Direction | Using the data below, repeat all of it precisely.

Entries provided |

════════

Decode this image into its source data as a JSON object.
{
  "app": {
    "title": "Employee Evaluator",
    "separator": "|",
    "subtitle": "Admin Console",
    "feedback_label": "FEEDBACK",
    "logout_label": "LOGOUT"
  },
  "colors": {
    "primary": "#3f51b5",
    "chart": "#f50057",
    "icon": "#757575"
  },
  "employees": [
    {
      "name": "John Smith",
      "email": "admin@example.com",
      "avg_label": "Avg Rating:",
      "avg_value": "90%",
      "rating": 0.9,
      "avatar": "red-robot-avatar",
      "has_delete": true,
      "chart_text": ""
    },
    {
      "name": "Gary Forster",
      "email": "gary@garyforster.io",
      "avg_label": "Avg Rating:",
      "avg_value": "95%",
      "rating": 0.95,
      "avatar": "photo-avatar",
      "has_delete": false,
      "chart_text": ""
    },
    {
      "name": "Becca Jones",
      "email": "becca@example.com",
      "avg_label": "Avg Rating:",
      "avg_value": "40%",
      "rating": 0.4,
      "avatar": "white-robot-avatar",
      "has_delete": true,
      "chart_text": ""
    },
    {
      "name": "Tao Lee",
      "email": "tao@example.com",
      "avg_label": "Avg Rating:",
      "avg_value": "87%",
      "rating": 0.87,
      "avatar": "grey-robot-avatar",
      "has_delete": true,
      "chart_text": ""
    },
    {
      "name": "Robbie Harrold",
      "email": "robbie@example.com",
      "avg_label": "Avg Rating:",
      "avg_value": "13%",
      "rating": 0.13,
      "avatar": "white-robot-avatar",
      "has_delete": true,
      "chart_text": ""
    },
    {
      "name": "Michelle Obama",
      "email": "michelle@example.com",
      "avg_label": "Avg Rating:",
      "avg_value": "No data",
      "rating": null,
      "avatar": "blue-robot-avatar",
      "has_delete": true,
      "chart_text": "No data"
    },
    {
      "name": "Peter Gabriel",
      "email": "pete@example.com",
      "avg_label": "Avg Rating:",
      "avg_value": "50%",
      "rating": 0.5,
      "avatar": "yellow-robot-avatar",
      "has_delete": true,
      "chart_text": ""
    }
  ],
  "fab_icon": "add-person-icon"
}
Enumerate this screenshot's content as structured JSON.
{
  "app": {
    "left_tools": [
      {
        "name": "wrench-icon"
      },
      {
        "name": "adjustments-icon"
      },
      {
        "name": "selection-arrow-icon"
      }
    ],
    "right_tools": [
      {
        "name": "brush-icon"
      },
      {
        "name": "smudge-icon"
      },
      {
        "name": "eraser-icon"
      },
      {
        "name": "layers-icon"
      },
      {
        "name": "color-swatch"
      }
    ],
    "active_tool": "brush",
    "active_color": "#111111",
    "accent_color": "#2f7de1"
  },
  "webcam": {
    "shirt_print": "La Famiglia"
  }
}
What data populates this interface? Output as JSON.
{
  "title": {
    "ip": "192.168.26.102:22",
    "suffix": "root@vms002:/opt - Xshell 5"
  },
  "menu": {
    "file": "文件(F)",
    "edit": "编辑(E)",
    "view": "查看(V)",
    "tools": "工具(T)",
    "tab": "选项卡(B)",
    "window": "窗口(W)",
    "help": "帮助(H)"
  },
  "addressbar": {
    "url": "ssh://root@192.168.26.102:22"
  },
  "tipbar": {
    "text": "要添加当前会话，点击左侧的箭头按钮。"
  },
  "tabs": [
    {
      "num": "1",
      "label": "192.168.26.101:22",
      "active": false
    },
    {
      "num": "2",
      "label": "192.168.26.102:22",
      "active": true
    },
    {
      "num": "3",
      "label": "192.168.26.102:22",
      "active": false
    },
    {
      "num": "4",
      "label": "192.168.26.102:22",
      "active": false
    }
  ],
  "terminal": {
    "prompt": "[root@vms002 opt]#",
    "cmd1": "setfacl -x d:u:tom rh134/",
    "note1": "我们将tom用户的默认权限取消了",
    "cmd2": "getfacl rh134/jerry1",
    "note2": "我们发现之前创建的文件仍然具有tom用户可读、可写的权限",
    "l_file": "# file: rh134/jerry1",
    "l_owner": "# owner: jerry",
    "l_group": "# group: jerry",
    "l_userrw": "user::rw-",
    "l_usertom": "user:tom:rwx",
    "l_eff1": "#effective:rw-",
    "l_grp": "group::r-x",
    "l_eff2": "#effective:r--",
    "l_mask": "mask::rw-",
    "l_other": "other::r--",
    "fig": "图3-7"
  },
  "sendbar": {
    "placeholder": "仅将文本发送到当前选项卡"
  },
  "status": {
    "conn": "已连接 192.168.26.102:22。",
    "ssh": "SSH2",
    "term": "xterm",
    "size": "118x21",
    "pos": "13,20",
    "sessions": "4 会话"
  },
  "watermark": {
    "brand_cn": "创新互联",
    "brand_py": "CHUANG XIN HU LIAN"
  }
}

════════

Correct response |
Decode this image into its source data as a JSON object.
{
  "app": {
    "title": "Employee Evaluator",
    "separator": "|",
    "subtitle": "Admin Console",
    "feedback_label": "FEEDBACK",
    "logout_label": "LOGOUT"
  },
  "colors": {
    "primary": "#3f51b5",
    "chart": "#f50057",
    "icon": "#757575"
  },
  "employees": [
    {
      "name": "John Smith",
      "email": "admin@example.com",
      "avg_label": "Avg Rating:",
      "avg_value": "90%",
      "rating": 0.9,
      "avatar": "red-robot-avatar",
      "has_delete": true,
      "chart_text": ""
    },
    {
      "name": "Gary Forster",
      "email": "gary@garyforster.io",
      "avg_label": "Avg Rating:",
      "avg_value": "95%",
      "rating": 0.95,
      "avatar": "photo-avatar",
      "has_delete": false,
      "chart_text": ""
    },
    {
      "name": "Becca Jones",
      "email": "becca@example.com",
      "avg_label": "Avg Rating:",
      "avg_value": "40%",
      "rating": 0.4,
      "avatar": "white-robot-avatar",
      "has_delete": true,
      "chart_text": ""
    },
    {
      "name": "Tao Lee",
      "email": "tao@example.com",
      "avg_label": "Avg Rating:",
      "avg_value": "87%",
      "rating": 0.87,
      "avatar": "grey-robot-avatar",
      "has_delete": true,
      "chart_text": ""
    },
    {
      "name": "Robbie Harrold",
      "email": "robbie@example.com",
      "avg_label": "Avg Rating:",
      "avg_value": "13%",
      "rating": 0.13,
      "avatar": "white-robot-avatar",
      "has_delete": true,
      "chart_text": ""
    },
    {
      "name": "Michelle Obama",
      "email": "michelle@example.com",
      "avg_label": "Avg Rating:",
      "avg_value": "No data",
      "rating": null,
      "avatar": "blue-robot-avatar",
      "has_delete": true,
      "chart_text": "No data"
    },
    {
      "name": "Peter Gabriel",
      "email": "pete@example.com",
      "avg_label": "Avg Rating:",
      "avg_value": "50%",
      "rating": 0.5,
      "avatar": "yellow-robot-avatar",
      "has_delete": true,
      "chart_text": ""
    }
  ],
  "fab_icon": "add-person-icon"
}
Enumerate this screenshot's content as structured JSON.
{
  "app": {
    "left_tools": [
      {
        "name": "wrench-icon"
      },
      {
        "name": "adjustments-icon"
      },
      {
        "name": "selection-arrow-icon"
      }
    ],
    "right_tools": [
      {
        "name": "brush-icon"
      },
      {
        "name": "smudge-icon"
      },
      {
        "name": "eraser-icon"
      },
      {
        "name": "layers-icon"
      },
      {
        "name": "color-swatch"
      }
    ],
    "active_tool": "brush",
    "active_color": "#111111",
    "accent_color": "#2f7de1"
  },
  "webcam": {
    "shirt_print": "La Famiglia"
  }
}
What data populates this interface? Output as JSON.
{
  "title": {
    "ip": "192.168.26.102:22",
    "suffix": "root@vms002:/opt - Xshell 5"
  },
  "menu": {
    "file": "文件(F)",
    "edit": "编辑(E)",
    "view": "查看(V)",
    "tools": "工具(T)",
    "tab": "选项卡(B)",
    "window": "窗口(W)",
    "help": "帮助(H)"
  },
  "addressbar": {
    "url": "ssh://root@192.168.26.102:22"
  },
  "tipbar": {
    "text": "要添加当前会话，点击左侧的箭头按钮。"
  },
  "tabs": [
    {
      "num": "1",
      "label": "192.168.26.101:22",
      "active": false
    },
    {
      "num": "2",
      "label": "192.168.26.102:22",
      "active": true
    },
    {
      "num": "3",
      "label": "192.168.26.102:22",
      "active": false
    },
    {
      "num": "4",
      "label": "192.168.26.102:22",
      "active": false
    }
  ],
  "terminal": {
    "prompt": "[root@vms002 opt]#",
    "cmd1": "setfacl -x d:u:tom rh134/",
    "note1": "我们将tom用户的默认权限取消了",
    "cmd2": "getfacl rh134/jerry1",
    "note2": "我们发现之前创建的文件仍然具有tom用户可读、可写的权限",
    "l_file": "# file: rh134/jerry1",
    "l_owner": "# owner: jerry",
    "l_group": "# group: jerry",
    "l_userrw": "user::rw-",
    "l_usertom": "user:tom:rwx",
    "l_eff1": "#effective:rw-",
    "l_grp": "group::r-x",
    "l_eff2": "#effective:r--",
    "l_mask": "mask::rw-",
    "l_other": "other::r--",
    "fig": "图3-7"
  },
  "sendbar": {
    "placeholder": "仅将文本发送到当前选项卡"
  },
  "status": {
    "conn": "已连接 192.168.26.102:22。",
    "ssh": "SSH2",
    "term": "xterm",
    "size": "118x21",
    "pos": "13,20",
    "sessions": "4 会话"
  },
  "watermark": {
    "brand_cn": "创新互联",
    "brand_py": "CHUANG XIN HU LIAN"
  }
}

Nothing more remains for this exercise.